• **WHAT TO DO**
Tally the lines in the data that follows that include the word "training", and report nothing but the total.

• **SUPPLIED MATERIAL**
# # #

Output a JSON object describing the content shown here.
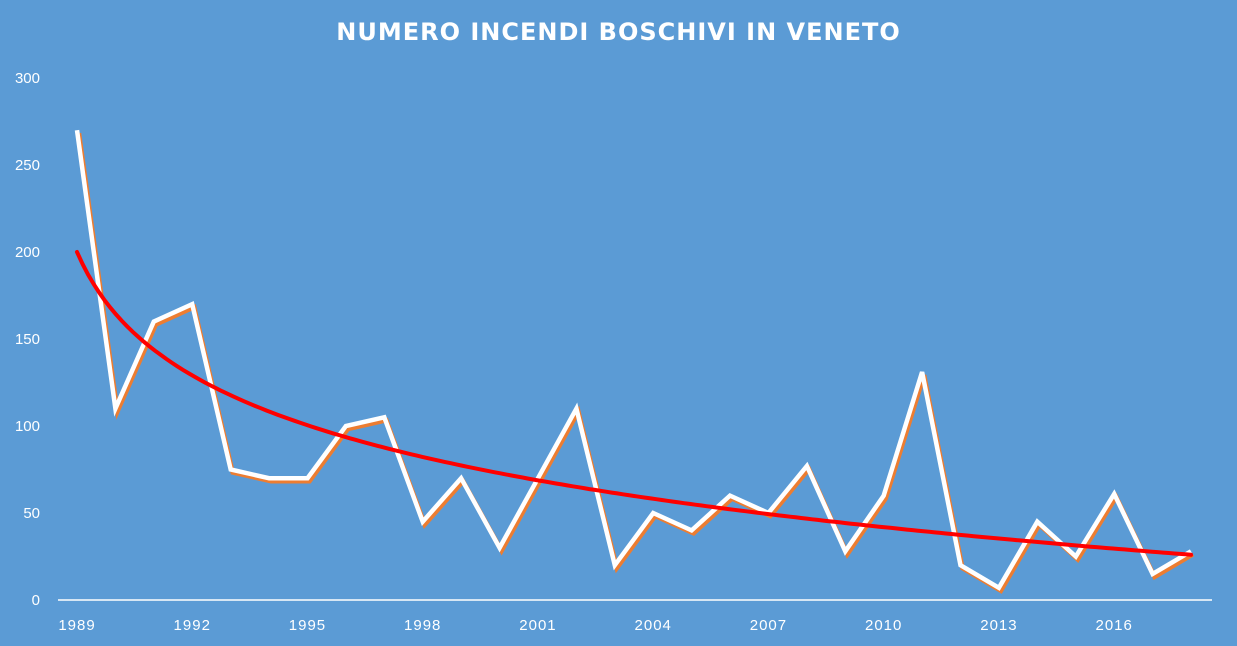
{
  "chart_data": {
    "type": "line",
    "title": "NUMERO INCENDI BOSCHIVI IN VENETO",
    "xlabel": "",
    "ylabel": "",
    "ylim": [
      0,
      300
    ],
    "y_ticks": [
      "0",
      "50",
      "100",
      "150",
      "200",
      "250",
      "300"
    ],
    "x_tick_labels": [
      "1989",
      "1992",
      "1995",
      "1998",
      "2001",
      "2004",
      "2007",
      "2010",
      "2013",
      "2016"
    ],
    "x": [
      1989,
      1990,
      1991,
      1992,
      1993,
      1994,
      1995,
      1996,
      1997,
      1998,
      1999,
      2000,
      2001,
      2002,
      2003,
      2004,
      2005,
      2006,
      2007,
      2008,
      2009,
      2010,
      2011,
      2012,
      2013,
      2014,
      2015,
      2016,
      2017,
      2018
    ],
    "series": [
      {
        "values": [
          270,
          110,
          160,
          170,
          75,
          70,
          70,
          100,
          105,
          45,
          70,
          30,
          70,
          110,
          20,
          50,
          40,
          60,
          50,
          77,
          28,
          60,
          131,
          20,
          7,
          45,
          25,
          61,
          15,
          28
        ],
        "color": "#ffffff",
        "shadow_color": "#ed7d31"
      }
    ],
    "trendline": {
      "type": "logarithmic",
      "color": "#ff0000",
      "start_value": 200,
      "end_value": 26
    },
    "grid": false,
    "legend": "none"
  }
}
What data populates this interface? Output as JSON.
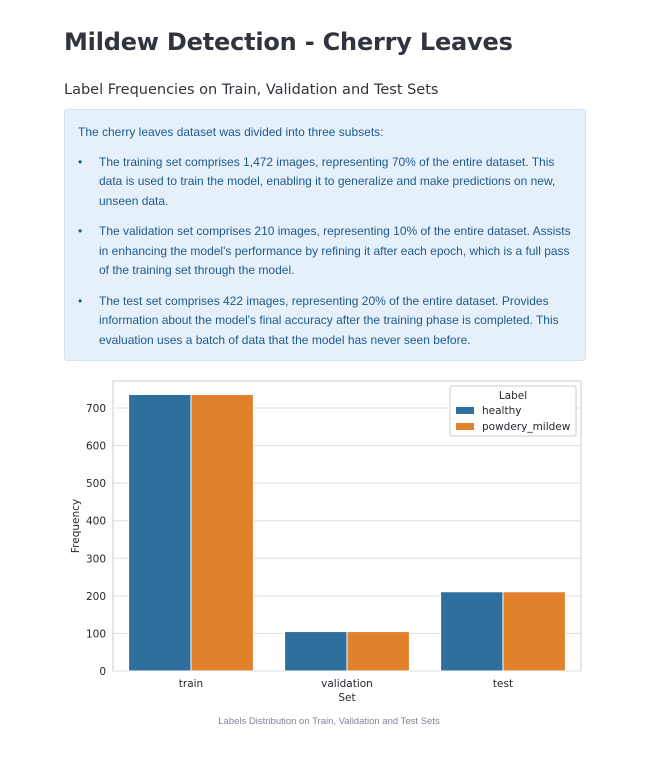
{
  "page": {
    "title": "Mildew Detection - Cherry Leaves",
    "subheader": "Label Frequencies on Train, Validation and Test Sets"
  },
  "info_box": {
    "intro": "The cherry leaves dataset was divided into three subsets:",
    "bullets": [
      "The training set comprises 1,472 images, representing 70% of the entire dataset. This data is used to train the model, enabling it to generalize and make predictions on new, unseen data.",
      "The validation set comprises 210 images, representing 10% of the entire dataset. Assists in enhancing the model's performance by refining it after each epoch, which is a full pass of the training set through the model.",
      "The test set comprises 422 images, representing 20% of the entire dataset. Provides information about the model's final accuracy after the training phase is completed. This evaluation uses a batch of data that the model has never seen before."
    ],
    "bullet_glyph": "•"
  },
  "chart_data": {
    "type": "bar",
    "categories": [
      "train",
      "validation",
      "test"
    ],
    "series": [
      {
        "name": "healthy",
        "values": [
          736,
          105,
          211
        ],
        "color": "#2e6f9e"
      },
      {
        "name": "powdery_mildew",
        "values": [
          736,
          105,
          211
        ],
        "color": "#e1812c"
      }
    ],
    "xlabel": "Set",
    "ylabel": "Frequency",
    "ylim": [
      0,
      772
    ],
    "yticks": [
      0,
      100,
      200,
      300,
      400,
      500,
      600,
      700
    ],
    "grid": true,
    "legend": {
      "title": "Label",
      "position": "top-right"
    }
  },
  "caption": "Labels Distribution on Train, Validation and Test Sets"
}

# # #

• **WRITTEN SOLUTION**
3